# Stored data:
+===+

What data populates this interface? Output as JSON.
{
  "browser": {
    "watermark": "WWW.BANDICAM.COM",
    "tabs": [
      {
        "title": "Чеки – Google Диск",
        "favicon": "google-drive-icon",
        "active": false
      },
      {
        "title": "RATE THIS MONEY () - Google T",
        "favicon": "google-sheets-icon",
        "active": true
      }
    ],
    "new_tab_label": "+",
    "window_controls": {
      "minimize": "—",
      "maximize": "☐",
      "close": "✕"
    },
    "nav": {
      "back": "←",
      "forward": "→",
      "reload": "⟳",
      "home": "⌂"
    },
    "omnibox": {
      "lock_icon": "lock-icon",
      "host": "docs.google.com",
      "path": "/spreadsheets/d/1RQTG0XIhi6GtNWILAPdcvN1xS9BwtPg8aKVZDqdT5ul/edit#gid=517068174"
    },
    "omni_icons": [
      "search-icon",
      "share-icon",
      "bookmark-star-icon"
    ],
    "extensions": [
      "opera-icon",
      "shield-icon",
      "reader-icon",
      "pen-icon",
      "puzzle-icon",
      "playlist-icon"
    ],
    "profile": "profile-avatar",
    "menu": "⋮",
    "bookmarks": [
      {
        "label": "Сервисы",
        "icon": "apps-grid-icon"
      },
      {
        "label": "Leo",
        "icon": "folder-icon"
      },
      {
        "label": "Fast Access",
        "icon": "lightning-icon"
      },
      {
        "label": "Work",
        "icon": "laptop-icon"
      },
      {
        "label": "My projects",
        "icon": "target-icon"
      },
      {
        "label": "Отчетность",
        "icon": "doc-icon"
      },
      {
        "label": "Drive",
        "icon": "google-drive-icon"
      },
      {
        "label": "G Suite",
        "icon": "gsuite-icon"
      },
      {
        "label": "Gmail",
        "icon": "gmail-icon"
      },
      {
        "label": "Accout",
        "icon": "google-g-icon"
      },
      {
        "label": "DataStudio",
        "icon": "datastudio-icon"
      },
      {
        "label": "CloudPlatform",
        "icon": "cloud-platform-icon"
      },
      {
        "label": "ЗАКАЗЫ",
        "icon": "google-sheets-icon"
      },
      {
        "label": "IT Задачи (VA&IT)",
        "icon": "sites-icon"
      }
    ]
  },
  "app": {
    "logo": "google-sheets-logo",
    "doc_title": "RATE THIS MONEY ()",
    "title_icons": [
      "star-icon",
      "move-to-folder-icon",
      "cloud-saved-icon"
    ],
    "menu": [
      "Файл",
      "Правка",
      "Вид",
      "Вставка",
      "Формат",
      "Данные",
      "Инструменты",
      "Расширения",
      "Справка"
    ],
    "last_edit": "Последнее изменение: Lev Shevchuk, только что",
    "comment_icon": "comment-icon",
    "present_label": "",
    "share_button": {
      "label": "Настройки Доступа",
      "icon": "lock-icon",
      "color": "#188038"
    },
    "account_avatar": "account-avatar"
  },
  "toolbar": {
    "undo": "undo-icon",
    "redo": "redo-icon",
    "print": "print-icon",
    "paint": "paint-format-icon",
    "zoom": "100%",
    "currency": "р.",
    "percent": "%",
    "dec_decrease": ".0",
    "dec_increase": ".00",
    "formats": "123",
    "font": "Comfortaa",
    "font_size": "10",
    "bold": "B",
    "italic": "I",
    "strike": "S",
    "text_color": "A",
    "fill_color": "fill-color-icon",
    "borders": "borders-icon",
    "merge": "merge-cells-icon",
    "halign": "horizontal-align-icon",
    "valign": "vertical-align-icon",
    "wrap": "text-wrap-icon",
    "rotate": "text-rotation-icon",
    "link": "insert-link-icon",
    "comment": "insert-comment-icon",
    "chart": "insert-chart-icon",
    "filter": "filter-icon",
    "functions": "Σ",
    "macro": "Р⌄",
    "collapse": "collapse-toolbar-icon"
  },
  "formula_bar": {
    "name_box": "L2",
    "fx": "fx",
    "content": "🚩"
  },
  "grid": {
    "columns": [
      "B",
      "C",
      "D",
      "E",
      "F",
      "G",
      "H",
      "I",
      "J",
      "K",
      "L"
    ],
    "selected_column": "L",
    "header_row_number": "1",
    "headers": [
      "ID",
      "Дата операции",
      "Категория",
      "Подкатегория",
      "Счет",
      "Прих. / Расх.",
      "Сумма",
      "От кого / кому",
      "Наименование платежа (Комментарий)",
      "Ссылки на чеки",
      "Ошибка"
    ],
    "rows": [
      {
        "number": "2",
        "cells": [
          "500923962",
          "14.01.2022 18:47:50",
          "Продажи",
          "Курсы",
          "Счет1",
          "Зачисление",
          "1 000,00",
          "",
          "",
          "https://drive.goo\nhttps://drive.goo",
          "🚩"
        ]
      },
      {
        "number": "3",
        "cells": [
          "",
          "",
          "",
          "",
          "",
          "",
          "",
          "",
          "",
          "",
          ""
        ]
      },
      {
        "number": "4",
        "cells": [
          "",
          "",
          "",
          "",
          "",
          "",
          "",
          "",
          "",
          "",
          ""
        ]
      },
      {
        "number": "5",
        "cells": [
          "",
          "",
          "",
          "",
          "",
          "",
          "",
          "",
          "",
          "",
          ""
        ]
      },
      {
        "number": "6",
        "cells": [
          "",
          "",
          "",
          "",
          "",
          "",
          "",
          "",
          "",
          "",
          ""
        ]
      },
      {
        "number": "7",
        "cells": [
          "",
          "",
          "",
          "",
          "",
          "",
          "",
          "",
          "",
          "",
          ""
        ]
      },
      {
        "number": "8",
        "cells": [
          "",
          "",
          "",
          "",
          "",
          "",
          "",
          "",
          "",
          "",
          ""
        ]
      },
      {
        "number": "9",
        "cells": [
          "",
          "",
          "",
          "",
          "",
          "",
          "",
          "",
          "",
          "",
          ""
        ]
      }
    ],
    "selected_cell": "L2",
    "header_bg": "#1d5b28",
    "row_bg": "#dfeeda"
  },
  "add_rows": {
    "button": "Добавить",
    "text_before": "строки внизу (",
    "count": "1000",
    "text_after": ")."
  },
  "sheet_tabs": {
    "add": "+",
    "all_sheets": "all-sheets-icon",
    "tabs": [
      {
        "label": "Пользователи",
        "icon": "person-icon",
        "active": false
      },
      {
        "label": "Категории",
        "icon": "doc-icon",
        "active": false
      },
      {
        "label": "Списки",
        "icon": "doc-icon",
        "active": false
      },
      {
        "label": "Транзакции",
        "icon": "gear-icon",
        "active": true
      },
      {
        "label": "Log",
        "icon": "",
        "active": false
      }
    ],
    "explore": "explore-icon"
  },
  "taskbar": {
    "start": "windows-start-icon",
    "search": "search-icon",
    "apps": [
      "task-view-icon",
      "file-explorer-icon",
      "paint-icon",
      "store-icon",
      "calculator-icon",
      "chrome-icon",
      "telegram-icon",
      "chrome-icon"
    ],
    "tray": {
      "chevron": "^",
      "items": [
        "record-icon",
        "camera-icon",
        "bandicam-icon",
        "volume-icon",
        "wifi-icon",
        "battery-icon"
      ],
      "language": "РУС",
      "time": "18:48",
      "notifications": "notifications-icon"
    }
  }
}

+===+

# Exercise details:
Select every line above that contains the word "MONEY", and copy it.

# Task output:
        "title": "RATE THIS MONEY () - Google T",
    "doc_title": "RATE THIS MONEY ()",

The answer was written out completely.